Data records:

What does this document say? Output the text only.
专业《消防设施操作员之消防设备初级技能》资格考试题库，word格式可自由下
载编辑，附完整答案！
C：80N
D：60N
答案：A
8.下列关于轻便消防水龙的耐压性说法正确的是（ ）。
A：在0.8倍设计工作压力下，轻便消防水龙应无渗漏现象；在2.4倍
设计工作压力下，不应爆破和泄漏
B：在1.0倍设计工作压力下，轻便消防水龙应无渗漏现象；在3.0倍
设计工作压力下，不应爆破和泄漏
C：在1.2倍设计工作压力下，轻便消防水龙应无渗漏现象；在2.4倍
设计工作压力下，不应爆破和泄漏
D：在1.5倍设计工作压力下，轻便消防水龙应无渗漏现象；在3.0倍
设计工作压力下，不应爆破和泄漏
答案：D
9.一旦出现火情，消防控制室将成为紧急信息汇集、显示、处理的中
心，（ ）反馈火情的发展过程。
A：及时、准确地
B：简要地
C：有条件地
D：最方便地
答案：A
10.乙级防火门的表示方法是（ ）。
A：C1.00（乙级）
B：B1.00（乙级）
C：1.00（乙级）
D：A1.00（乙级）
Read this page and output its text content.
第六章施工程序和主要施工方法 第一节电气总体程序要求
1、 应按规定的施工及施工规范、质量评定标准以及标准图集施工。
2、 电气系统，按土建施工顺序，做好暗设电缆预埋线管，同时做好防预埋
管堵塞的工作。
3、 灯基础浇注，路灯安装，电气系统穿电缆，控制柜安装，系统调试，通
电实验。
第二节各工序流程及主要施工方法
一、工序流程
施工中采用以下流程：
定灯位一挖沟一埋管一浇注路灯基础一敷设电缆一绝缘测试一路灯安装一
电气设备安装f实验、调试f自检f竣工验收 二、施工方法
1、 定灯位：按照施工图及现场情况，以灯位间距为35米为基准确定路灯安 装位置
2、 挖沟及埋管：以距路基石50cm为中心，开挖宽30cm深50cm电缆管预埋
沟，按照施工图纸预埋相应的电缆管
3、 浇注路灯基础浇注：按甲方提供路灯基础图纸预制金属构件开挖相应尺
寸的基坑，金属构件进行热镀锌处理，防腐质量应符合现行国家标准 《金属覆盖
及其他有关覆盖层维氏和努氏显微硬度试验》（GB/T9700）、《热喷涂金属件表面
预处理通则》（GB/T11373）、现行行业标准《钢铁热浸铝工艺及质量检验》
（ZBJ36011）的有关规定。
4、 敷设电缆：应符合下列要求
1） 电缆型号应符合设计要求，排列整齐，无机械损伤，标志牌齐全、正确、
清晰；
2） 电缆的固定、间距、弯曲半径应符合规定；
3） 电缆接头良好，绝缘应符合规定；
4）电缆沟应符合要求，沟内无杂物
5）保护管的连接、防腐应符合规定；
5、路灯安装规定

Your task:
Exactly and only the lines from the one containing "Read this page and output its text content." through the end of the material are to be reproduced, both ends included.

Task result:
Read this page and output its text content.
第六章施工程序和主要施工方法 第一节电气总体程序要求
1、 应按规定的施工及施工规范、质量评定标准以及标准图集施工。
2、 电气系统，按土建施工顺序，做好暗设电缆预埋线管，同时做好防预埋
管堵塞的工作。
3、 灯基础浇注，路灯安装，电气系统穿电缆，控制柜安装，系统调试，通
电实验。
第二节各工序流程及主要施工方法
一、工序流程
施工中采用以下流程：
定灯位一挖沟一埋管一浇注路灯基础一敷设电缆一绝缘测试一路灯安装一
电气设备安装f实验、调试f自检f竣工验收 二、施工方法
1、 定灯位：按照施工图及现场情况，以灯位间距为35米为基准确定路灯安 装位置
2、 挖沟及埋管：以距路基石50cm为中心，开挖宽30cm深50cm电缆管预埋
沟，按照施工图纸预埋相应的电缆管
3、 浇注路灯基础浇注：按甲方提供路灯基础图纸预制金属构件开挖相应尺
寸的基坑，金属构件进行热镀锌处理，防腐质量应符合现行国家标准 《金属覆盖
及其他有关覆盖层维氏和努氏显微硬度试验》（GB/T9700）、《热喷涂金属件表面
预处理通则》（GB/T11373）、现行行业标准《钢铁热浸铝工艺及质量检验》
（ZBJ36011）的有关规定。
4、 敷设电缆：应符合下列要求
1） 电缆型号应符合设计要求，排列整齐，无机械损伤，标志牌齐全、正确、
清晰；
2） 电缆的固定、间距、弯曲半径应符合规定；
3） 电缆接头良好，绝缘应符合规定；
4）电缆沟应符合要求，沟内无杂物
5）保护管的连接、防腐应符合规定；
5、路灯安装规定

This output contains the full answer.